-- Start --

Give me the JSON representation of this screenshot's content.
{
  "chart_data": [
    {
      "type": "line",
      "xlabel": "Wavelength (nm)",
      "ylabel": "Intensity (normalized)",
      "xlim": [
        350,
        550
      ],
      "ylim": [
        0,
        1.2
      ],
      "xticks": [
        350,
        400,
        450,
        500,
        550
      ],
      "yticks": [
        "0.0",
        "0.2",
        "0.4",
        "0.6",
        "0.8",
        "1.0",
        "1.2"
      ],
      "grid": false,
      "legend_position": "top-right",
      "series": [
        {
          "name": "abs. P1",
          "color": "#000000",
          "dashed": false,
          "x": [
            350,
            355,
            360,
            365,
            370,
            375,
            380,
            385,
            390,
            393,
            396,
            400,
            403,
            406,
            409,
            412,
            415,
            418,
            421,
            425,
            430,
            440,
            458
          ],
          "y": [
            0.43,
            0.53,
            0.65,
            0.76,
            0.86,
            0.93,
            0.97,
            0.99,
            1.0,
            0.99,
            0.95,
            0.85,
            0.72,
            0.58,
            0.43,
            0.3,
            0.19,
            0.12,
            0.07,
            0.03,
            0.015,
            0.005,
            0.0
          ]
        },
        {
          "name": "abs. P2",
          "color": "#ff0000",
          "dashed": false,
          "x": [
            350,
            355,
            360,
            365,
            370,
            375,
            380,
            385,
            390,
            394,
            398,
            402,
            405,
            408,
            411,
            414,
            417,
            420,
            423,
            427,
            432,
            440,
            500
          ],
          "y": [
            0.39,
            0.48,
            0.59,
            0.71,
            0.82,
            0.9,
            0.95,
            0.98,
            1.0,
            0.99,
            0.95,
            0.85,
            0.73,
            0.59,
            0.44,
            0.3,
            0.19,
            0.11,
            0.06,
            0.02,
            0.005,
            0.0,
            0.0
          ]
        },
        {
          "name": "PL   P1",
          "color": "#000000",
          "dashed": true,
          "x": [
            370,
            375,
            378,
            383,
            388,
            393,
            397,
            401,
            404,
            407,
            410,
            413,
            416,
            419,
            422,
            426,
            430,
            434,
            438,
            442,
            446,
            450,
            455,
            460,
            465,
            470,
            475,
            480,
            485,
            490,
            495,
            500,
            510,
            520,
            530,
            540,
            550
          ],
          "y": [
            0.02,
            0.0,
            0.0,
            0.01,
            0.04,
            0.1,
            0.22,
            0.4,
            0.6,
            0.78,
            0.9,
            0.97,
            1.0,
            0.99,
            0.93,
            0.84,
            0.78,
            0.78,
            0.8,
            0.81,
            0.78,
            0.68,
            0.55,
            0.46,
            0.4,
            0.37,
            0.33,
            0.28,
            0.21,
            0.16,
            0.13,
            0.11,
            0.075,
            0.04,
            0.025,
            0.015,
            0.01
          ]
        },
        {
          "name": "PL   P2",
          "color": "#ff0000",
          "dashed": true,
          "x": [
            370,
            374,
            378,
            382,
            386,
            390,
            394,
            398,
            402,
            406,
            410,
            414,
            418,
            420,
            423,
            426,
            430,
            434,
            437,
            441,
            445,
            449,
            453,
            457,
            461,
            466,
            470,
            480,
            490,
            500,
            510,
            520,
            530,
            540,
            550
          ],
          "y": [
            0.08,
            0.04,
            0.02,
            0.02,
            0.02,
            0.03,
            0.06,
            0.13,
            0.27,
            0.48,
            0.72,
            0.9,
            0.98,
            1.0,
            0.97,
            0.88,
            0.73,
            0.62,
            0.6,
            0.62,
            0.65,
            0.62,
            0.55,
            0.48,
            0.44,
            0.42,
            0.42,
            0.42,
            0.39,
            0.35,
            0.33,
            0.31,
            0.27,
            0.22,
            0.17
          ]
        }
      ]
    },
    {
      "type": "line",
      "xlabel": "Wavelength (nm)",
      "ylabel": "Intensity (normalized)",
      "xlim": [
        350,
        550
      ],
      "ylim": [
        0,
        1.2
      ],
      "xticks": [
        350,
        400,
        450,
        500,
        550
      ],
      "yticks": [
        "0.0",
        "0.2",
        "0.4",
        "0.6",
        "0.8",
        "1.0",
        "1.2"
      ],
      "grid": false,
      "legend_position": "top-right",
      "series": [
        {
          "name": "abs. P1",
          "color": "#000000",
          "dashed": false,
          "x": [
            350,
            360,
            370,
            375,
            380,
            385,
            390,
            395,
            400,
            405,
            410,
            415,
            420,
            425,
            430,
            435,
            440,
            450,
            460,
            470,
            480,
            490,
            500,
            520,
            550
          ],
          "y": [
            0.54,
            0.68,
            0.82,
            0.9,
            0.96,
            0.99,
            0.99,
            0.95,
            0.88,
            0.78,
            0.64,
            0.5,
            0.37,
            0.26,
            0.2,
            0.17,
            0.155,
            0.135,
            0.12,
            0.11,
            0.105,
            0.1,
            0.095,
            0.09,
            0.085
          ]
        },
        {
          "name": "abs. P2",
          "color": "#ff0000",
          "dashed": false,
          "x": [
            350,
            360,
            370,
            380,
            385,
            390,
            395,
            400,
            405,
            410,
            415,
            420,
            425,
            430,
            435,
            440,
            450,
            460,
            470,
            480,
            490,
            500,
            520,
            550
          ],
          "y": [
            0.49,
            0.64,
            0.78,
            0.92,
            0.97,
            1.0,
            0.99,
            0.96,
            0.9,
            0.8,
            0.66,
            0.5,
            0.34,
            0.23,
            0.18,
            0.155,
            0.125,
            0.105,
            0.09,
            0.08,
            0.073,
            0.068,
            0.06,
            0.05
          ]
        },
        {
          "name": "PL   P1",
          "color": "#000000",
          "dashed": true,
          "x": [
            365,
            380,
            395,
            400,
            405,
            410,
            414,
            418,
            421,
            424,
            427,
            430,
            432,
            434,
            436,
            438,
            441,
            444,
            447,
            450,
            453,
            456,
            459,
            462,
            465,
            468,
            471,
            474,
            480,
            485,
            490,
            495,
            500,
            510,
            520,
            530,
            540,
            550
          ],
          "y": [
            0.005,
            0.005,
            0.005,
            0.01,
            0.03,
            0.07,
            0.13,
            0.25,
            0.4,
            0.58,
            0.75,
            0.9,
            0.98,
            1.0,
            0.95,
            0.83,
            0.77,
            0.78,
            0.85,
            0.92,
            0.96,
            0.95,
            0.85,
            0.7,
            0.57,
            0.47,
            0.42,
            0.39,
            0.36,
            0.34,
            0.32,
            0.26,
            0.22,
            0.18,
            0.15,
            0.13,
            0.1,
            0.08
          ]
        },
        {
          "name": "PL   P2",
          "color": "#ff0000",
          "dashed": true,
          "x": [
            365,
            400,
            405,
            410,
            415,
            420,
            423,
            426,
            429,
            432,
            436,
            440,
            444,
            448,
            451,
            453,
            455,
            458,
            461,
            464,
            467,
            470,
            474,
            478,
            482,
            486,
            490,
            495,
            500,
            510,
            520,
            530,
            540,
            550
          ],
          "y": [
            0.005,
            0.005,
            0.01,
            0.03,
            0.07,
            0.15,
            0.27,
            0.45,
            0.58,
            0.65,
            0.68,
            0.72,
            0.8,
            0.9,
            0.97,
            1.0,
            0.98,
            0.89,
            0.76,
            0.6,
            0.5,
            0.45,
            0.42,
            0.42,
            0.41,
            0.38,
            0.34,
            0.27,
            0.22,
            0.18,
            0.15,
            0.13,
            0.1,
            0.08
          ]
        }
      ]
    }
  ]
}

-- End --

* [TO BE DONE]:
All of the entries above must be quoted exactly.

* [WRITTEN SOLUTION]:
Give me the JSON representation of this screenshot's content.
{
  "chart_data": [
    {
      "type": "line",
      "xlabel": "Wavelength (nm)",
      "ylabel": "Intensity (normalized)",
      "xlim": [
        350,
        550
      ],
      "ylim": [
        0,
        1.2
      ],
      "xticks": [
        350,
        400,
        450,
        500,
        550
      ],
      "yticks": [
        "0.0",
        "0.2",
        "0.4",
        "0.6",
        "0.8",
        "1.0",
        "1.2"
      ],
      "grid": false,
      "legend_position": "top-right",
      "series": [
        {
          "name": "abs. P1",
          "color": "#000000",
          "dashed": false,
          "x": [
            350,
            355,
            360,
            365,
            370,
            375,
            380,
            385,
            390,
            393,
            396,
            400,
            403,
            406,
            409,
            412,
            415,
            418,
            421,
            425,
            430,
            440,
            458
          ],
          "y": [
            0.43,
            0.53,
            0.65,
            0.76,
            0.86,
            0.93,
            0.97,
            0.99,
            1.0,
            0.99,
            0.95,
            0.85,
            0.72,
            0.58,
            0.43,
            0.3,
            0.19,
            0.12,
            0.07,
            0.03,
            0.015,
            0.005,
            0.0
          ]
        },
        {
          "name": "abs. P2",
          "color": "#ff0000",
          "dashed": false,
          "x": [
            350,
            355,
            360,
            365,
            370,
            375,
            380,
            385,
            390,
            394,
            398,
            402,
            405,
            408,
            411,
            414,
            417,
            420,
            423,
            427,
            432,
            440,
            500
          ],
          "y": [
            0.39,
            0.48,
            0.59,
            0.71,
            0.82,
            0.9,
            0.95,
            0.98,
            1.0,
            0.99,
            0.95,
            0.85,
            0.73,
            0.59,
            0.44,
            0.3,
            0.19,
            0.11,
            0.06,
            0.02,
            0.005,
            0.0,
            0.0
          ]
        },
        {
          "name": "PL   P1",
          "color": "#000000",
          "dashed": true,
          "x": [
            370,
            375,
            378,
            383,
            388,
            393,
            397,
            401,
            404,
            407,
            410,
            413,
            416,
            419,
            422,
            426,
            430,
            434,
            438,
            442,
            446,
            450,
            455,
            460,
            465,
            470,
            475,
            480,
            485,
            490,
            495,
            500,
            510,
            520,
            530,
            540,
            550
          ],
          "y": [
            0.02,
            0.0,
            0.0,
            0.01,
            0.04,
            0.1,
            0.22,
            0.4,
            0.6,
            0.78,
            0.9,
            0.97,
            1.0,
            0.99,
            0.93,
            0.84,
            0.78,
            0.78,
            0.8,
            0.81,
            0.78,
            0.68,
            0.55,
            0.46,
            0.4,
            0.37,
            0.33,
            0.28,
            0.21,
            0.16,
            0.13,
            0.11,
            0.075,
            0.04,
            0.025,
            0.015,
            0.01
          ]
        },
        {
          "name": "PL   P2",
          "color": "#ff0000",
          "dashed": true,
          "x": [
            370,
            374,
            378,
            382,
            386,
            390,
            394,
            398,
            402,
            406,
            410,
            414,
            418,
            420,
            423,
            426,
            430,
            434,
            437,
            441,
            445,
            449,
            453,
            457,
            461,
            466,
            470,
            480,
            490,
            500,
            510,
            520,
            530,
            540,
            550
          ],
          "y": [
            0.08,
            0.04,
            0.02,
            0.02,
            0.02,
            0.03,
            0.06,
            0.13,
            0.27,
            0.48,
            0.72,
            0.9,
            0.98,
            1.0,
            0.97,
            0.88,
            0.73,
            0.62,
            0.6,
            0.62,
            0.65,
            0.62,
            0.55,
            0.48,
            0.44,
            0.42,
            0.42,
            0.42,
            0.39,
            0.35,
            0.33,
            0.31,
            0.27,
            0.22,
            0.17
          ]
        }
      ]
    },
    {
      "type": "line",
      "xlabel": "Wavelength (nm)",
      "ylabel": "Intensity (normalized)",
      "xlim": [
        350,
        550
      ],
      "ylim": [
        0,
        1.2
      ],
      "xticks": [
        350,
        400,
        450,
        500,
        550
      ],
      "yticks": [
        "0.0",
        "0.2",
        "0.4",
        "0.6",
        "0.8",
        "1.0",
        "1.2"
      ],
      "grid": false,
      "legend_position": "top-right",
      "series": [
        {
          "name": "abs. P1",
          "color": "#000000",
          "dashed": false,
          "x": [
            350,
            360,
            370,
            375,
            380,
            385,
            390,
            395,
            400,
            405,
            410,
            415,
            420,
            425,
            430,
            435,
            440,
            450,
            460,
            470,
            480,
            490,
            500,
            520,
            550
          ],
          "y": [
            0.54,
            0.68,
            0.82,
            0.9,
            0.96,
            0.99,
            0.99,
            0.95,
            0.88,
            0.78,
            0.64,
            0.5,
            0.37,
            0.26,
            0.2,
            0.17,
            0.155,
            0.135,
            0.12,
            0.11,
            0.105,
            0.1,
            0.095,
            0.09,
            0.085
          ]
        },
        {
          "name": "abs. P2",
          "color": "#ff0000",
          "dashed": false,
          "x": [
            350,
            360,
            370,
            380,
            385,
            390,
            395,
            400,
            405,
            410,
            415,
            420,
            425,
            430,
            435,
            440,
            450,
            460,
            470,
            480,
            490,
            500,
            520,
            550
          ],
          "y": [
            0.49,
            0.64,
            0.78,
            0.92,
            0.97,
            1.0,
            0.99,
            0.96,
            0.9,
            0.8,
            0.66,
            0.5,
            0.34,
            0.23,
            0.18,
            0.155,
            0.125,
            0.105,
            0.09,
            0.08,
            0.073,
            0.068,
            0.06,
            0.05
          ]
        },
        {
          "name": "PL   P1",
          "color": "#000000",
          "dashed": true,
          "x": [
            365,
            380,
            395,
            400,
            405,
            410,
            414,
            418,
            421,
            424,
            427,
            430,
            432,
            434,
            436,
            438,
            441,
            444,
            447,
            450,
            453,
            456,
            459,
            462,
            465,
            468,
            471,
            474,
            480,
            485,
            490,
            495,
            500,
            510,
            520,
            530,
            540,
            550
          ],
          "y": [
            0.005,
            0.005,
            0.005,
            0.01,
            0.03,
            0.07,
            0.13,
            0.25,
            0.4,
            0.58,
            0.75,
            0.9,
            0.98,
            1.0,
            0.95,
            0.83,
            0.77,
            0.78,
            0.85,
            0.92,
            0.96,
            0.95,
            0.85,
            0.7,
            0.57,
            0.47,
            0.42,
            0.39,
            0.36,
            0.34,
            0.32,
            0.26,
            0.22,
            0.18,
            0.15,
            0.13,
            0.1,
            0.08
          ]
        },
        {
          "name": "PL   P2",
          "color": "#ff0000",
          "dashed": true,
          "x": [
            365,
            400,
            405,
            410,
            415,
            420,
            423,
            426,
            429,
            432,
            436,
            440,
            444,
            448,
            451,
            453,
            455,
            458,
            461,
            464,
            467,
            470,
            474,
            478,
            482,
            486,
            490,
            495,
            500,
            510,
            520,
            530,
            540,
            550
          ],
          "y": [
            0.005,
            0.005,
            0.01,
            0.03,
            0.07,
            0.15,
            0.27,
            0.45,
            0.58,
            0.65,
            0.68,
            0.72,
            0.8,
            0.9,
            0.97,
            1.0,
            0.98,
            0.89,
            0.76,
            0.6,
            0.5,
            0.45,
            0.42,
            0.42,
            0.41,
            0.38,
            0.34,
            0.27,
            0.22,
            0.18,
            0.15,
            0.13,
            0.1,
            0.08
          ]
        }
      ]
    }
  ]
}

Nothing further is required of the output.